*What you need to do*
Exclude any images and output the remaining records exactly.

Entries with figure data
______
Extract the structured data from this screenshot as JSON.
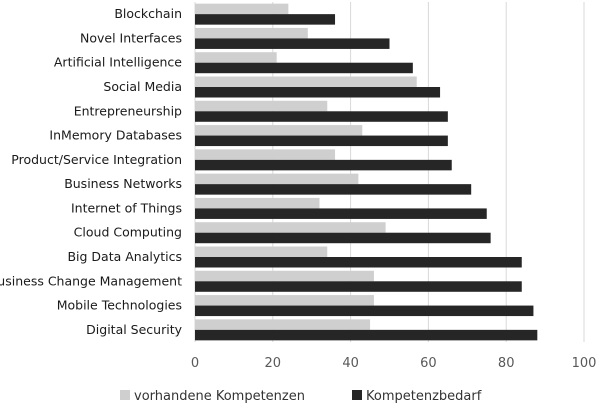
{
  "chart_data": {
    "type": "bar",
    "orientation": "horizontal",
    "categories": [
      "Blockchain",
      "Novel Interfaces",
      "Artificial Intelligence",
      "Social Media",
      "Entrepreneurship",
      "InMemory Databases",
      "Product/Service Integration",
      "Business Networks",
      "Internet of Things",
      "Cloud Computing",
      "Big Data Analytics",
      "Business Change Management",
      "Mobile Technologies",
      "Digital Security"
    ],
    "series": [
      {
        "name": "vorhandene Kompetenzen",
        "color": "#cfcfcf",
        "values": [
          24,
          29,
          21,
          57,
          34,
          43,
          36,
          42,
          32,
          49,
          34,
          46,
          46,
          45
        ]
      },
      {
        "name": "Kompetenzbedarf",
        "color": "#262626",
        "values": [
          36,
          50,
          56,
          63,
          65,
          65,
          66,
          71,
          75,
          76,
          84,
          84,
          87,
          88
        ]
      }
    ],
    "xlim": [
      0,
      100
    ],
    "xticks": [
      0,
      20,
      40,
      60,
      80,
      100
    ],
    "grid": "vertical",
    "legend_position": "bottom"
  }
}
______
*Solution below*
Extract the structured data from this screenshot as JSON.
{
  "chart_data": {
    "type": "bar",
    "orientation": "horizontal",
    "categories": [
      "Blockchain",
      "Novel Interfaces",
      "Artificial Intelligence",
      "Social Media",
      "Entrepreneurship",
      "InMemory Databases",
      "Product/Service Integration",
      "Business Networks",
      "Internet of Things",
      "Cloud Computing",
      "Big Data Analytics",
      "Business Change Management",
      "Mobile Technologies",
      "Digital Security"
    ],
    "series": [
      {
        "name": "vorhandene Kompetenzen",
        "color": "#cfcfcf",
        "values": [
          24,
          29,
          21,
          57,
          34,
          43,
          36,
          42,
          32,
          49,
          34,
          46,
          46,
          45
        ]
      },
      {
        "name": "Kompetenzbedarf",
        "color": "#262626",
        "values": [
          36,
          50,
          56,
          63,
          65,
          65,
          66,
          71,
          75,
          76,
          84,
          84,
          87,
          88
        ]
      }
    ],
    "xlim": [
      0,
      100
    ],
    "xticks": [
      0,
      20,
      40,
      60,
      80,
      100
    ],
    "grid": "vertical",
    "legend_position": "bottom"
  }
}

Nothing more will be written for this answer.